AIM OF THE TASK
Reproduce the material exactly, omitting nothing.

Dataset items
- - - - - - -

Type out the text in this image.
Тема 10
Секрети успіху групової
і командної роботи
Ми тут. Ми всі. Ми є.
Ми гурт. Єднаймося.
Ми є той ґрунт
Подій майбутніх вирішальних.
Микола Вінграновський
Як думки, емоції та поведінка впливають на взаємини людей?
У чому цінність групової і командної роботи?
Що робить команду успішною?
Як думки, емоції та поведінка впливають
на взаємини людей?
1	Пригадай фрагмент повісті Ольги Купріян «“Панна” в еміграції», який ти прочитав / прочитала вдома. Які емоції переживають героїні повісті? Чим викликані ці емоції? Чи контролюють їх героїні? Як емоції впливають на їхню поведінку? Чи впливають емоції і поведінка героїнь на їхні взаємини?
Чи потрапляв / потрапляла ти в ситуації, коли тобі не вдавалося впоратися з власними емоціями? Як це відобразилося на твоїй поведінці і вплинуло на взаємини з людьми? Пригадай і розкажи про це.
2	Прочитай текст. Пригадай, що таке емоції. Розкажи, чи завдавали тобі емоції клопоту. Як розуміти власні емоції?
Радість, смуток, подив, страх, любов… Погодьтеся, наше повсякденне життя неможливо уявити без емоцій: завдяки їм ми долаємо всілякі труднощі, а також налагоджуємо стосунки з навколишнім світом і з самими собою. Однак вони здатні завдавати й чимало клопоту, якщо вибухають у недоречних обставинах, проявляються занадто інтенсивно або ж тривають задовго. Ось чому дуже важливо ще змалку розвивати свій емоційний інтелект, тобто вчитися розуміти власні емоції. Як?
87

- - - - - - -

RESULT OF THIS TASK
Type out the text in this image.
Тема 10
Секрети успіху групової
і командної роботи
Ми тут. Ми всі. Ми є.
Ми гурт. Єднаймося.
Ми є той ґрунт
Подій майбутніх вирішальних.
Микола Вінграновський
Як думки, емоції та поведінка впливають на взаємини людей?
У чому цінність групової і командної роботи?
Що робить команду успішною?
Як думки, емоції та поведінка впливають
на взаємини людей?
1	Пригадай фрагмент повісті Ольги Купріян «“Панна” в еміграції», який ти прочитав / прочитала вдома. Які емоції переживають героїні повісті? Чим викликані ці емоції? Чи контролюють їх героїні? Як емоції впливають на їхню поведінку? Чи впливають емоції і поведінка героїнь на їхні взаємини?
Чи потрапляв / потрапляла ти в ситуації, коли тобі не вдавалося впоратися з власними емоціями? Як це відобразилося на твоїй поведінці і вплинуло на взаємини з людьми? Пригадай і розкажи про це.
2	Прочитай текст. Пригадай, що таке емоції. Розкажи, чи завдавали тобі емоції клопоту. Як розуміти власні емоції?
Радість, смуток, подив, страх, любов… Погодьтеся, наше повсякденне життя неможливо уявити без емоцій: завдяки їм ми долаємо всілякі труднощі, а також налагоджуємо стосунки з навколишнім світом і з самими собою. Однак вони здатні завдавати й чимало клопоту, якщо вибухають у недоречних обставинах, проявляються занадто інтенсивно або ж тривають задовго. Ось чому дуже важливо ще змалку розвивати свій емоційний інтелект, тобто вчитися розуміти власні емоції. Як?
87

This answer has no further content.